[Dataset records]
━━━━

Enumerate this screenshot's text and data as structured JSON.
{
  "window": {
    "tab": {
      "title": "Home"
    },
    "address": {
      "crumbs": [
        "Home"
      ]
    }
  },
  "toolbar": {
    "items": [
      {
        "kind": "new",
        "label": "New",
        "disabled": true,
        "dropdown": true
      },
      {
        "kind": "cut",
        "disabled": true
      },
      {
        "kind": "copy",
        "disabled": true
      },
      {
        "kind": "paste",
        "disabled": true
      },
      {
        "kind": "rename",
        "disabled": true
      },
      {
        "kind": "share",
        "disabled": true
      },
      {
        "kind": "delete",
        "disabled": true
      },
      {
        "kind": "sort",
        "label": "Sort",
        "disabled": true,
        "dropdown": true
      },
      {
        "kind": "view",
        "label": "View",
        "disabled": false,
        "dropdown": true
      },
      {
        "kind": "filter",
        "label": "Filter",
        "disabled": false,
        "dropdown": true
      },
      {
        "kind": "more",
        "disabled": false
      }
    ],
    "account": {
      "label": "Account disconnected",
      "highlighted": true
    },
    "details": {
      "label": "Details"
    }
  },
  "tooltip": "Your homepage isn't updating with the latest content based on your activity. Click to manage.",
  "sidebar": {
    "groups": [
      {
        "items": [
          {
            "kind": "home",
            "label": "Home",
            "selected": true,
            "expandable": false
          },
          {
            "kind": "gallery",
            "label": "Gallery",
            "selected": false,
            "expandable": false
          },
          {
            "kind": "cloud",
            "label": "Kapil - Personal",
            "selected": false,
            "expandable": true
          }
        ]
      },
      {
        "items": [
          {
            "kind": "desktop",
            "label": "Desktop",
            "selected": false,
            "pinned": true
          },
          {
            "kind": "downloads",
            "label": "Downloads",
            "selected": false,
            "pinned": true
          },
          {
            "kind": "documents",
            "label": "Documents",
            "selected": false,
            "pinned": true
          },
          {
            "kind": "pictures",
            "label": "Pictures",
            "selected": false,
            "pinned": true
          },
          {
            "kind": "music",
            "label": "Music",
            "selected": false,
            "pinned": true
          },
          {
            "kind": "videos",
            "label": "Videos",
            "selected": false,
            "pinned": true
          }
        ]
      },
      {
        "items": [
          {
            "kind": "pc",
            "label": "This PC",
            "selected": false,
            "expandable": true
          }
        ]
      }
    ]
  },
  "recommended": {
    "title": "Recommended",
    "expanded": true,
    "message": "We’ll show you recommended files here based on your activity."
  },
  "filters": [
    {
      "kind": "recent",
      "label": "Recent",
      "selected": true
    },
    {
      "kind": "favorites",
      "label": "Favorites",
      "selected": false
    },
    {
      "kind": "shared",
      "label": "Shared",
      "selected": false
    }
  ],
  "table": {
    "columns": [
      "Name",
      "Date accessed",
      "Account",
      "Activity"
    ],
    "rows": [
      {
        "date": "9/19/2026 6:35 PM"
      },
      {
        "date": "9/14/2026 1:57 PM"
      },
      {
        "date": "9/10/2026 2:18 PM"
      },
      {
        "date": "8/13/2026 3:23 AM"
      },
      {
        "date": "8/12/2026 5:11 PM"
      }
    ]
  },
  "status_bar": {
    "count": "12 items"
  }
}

━━━━

[Exercise directions]
Transcribe every record above exactly as it appears.

[Solution for this task]
Enumerate this screenshot's text and data as structured JSON.
{
  "window": {
    "tab": {
      "title": "Home"
    },
    "address": {
      "crumbs": [
        "Home"
      ]
    }
  },
  "toolbar": {
    "items": [
      {
        "kind": "new",
        "label": "New",
        "disabled": true,
        "dropdown": true
      },
      {
        "kind": "cut",
        "disabled": true
      },
      {
        "kind": "copy",
        "disabled": true
      },
      {
        "kind": "paste",
        "disabled": true
      },
      {
        "kind": "rename",
        "disabled": true
      },
      {
        "kind": "share",
        "disabled": true
      },
      {
        "kind": "delete",
        "disabled": true
      },
      {
        "kind": "sort",
        "label": "Sort",
        "disabled": true,
        "dropdown": true
      },
      {
        "kind": "view",
        "label": "View",
        "disabled": false,
        "dropdown": true
      },
      {
        "kind": "filter",
        "label": "Filter",
        "disabled": false,
        "dropdown": true
      },
      {
        "kind": "more",
        "disabled": false
      }
    ],
    "account": {
      "label": "Account disconnected",
      "highlighted": true
    },
    "details": {
      "label": "Details"
    }
  },
  "tooltip": "Your homepage isn't updating with the latest content based on your activity. Click to manage.",
  "sidebar": {
    "groups": [
      {
        "items": [
          {
            "kind": "home",
            "label": "Home",
            "selected": true,
            "expandable": false
          },
          {
            "kind": "gallery",
            "label": "Gallery",
            "selected": false,
            "expandable": false
          },
          {
            "kind": "cloud",
            "label": "Kapil - Personal",
            "selected": false,
            "expandable": true
          }
        ]
      },
      {
        "items": [
          {
            "kind": "desktop",
            "label": "Desktop",
            "selected": false,
            "pinned": true
          },
          {
            "kind": "downloads",
            "label": "Downloads",
            "selected": false,
            "pinned": true
          },
          {
            "kind": "documents",
            "label": "Documents",
            "selected": false,
            "pinned": true
          },
          {
            "kind": "pictures",
            "label": "Pictures",
            "selected": false,
            "pinned": true
          },
          {
            "kind": "music",
            "label": "Music",
            "selected": false,
            "pinned": true
          },
          {
            "kind": "videos",
            "label": "Videos",
            "selected": false,
            "pinned": true
          }
        ]
      },
      {
        "items": [
          {
            "kind": "pc",
            "label": "This PC",
            "selected": false,
            "expandable": true
          }
        ]
      }
    ]
  },
  "recommended": {
    "title": "Recommended",
    "expanded": true,
    "message": "We’ll show you recommended files here based on your activity."
  },
  "filters": [
    {
      "kind": "recent",
      "label": "Recent",
      "selected": true
    },
    {
      "kind": "favorites",
      "label": "Favorites",
      "selected": false
    },
    {
      "kind": "shared",
      "label": "Shared",
      "selected": false
    }
  ],
  "table": {
    "columns": [
      "Name",
      "Date accessed",
      "Account",
      "Activity"
    ],
    "rows": [
      {
        "date": "9/19/2026 6:35 PM"
      },
      {
        "date": "9/14/2026 1:57 PM"
      },
      {
        "date": "9/10/2026 2:18 PM"
      },
      {
        "date": "8/13/2026 3:23 AM"
      },
      {
        "date": "8/12/2026 5:11 PM"
      }
    ]
  },
  "status_bar": {
    "count": "12 items"
  }
}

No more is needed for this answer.